**Data for this exercise:**
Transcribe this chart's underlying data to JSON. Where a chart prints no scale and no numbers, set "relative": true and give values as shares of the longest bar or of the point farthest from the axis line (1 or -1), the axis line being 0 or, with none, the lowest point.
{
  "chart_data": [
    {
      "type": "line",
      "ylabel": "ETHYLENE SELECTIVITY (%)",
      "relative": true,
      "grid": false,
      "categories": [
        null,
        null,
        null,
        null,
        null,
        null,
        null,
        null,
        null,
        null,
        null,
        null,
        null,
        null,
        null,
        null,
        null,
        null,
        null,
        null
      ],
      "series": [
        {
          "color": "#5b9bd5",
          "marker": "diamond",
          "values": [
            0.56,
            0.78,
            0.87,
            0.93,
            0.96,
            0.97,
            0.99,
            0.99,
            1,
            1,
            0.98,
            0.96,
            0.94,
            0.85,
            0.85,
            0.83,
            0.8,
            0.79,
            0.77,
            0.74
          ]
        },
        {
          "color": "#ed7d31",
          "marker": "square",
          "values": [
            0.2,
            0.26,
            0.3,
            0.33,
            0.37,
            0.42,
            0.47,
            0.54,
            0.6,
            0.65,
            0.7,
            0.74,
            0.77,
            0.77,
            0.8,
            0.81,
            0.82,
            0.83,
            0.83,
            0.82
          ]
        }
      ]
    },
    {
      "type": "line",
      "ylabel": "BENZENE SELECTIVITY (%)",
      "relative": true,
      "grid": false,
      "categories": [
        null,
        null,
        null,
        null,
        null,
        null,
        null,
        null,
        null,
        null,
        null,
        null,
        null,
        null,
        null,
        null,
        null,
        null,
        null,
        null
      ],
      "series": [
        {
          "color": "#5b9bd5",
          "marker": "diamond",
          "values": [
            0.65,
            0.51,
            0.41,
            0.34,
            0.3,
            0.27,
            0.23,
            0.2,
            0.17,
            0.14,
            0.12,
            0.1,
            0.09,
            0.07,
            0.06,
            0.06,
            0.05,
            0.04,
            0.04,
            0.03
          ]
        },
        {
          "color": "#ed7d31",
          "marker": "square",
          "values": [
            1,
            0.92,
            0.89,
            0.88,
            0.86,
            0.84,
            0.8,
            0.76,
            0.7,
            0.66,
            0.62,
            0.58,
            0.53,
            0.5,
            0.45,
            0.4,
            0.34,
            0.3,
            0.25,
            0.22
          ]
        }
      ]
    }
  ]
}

**Instructions to follow:**
In the entries above, identify every line with the word "SELECTIVITY". Copy those lines.

**Finished answer:**
      "ylabel": "ETHYLENE SELECTIVITY (%)",
      "ylabel": "BENZENE SELECTIVITY (%)",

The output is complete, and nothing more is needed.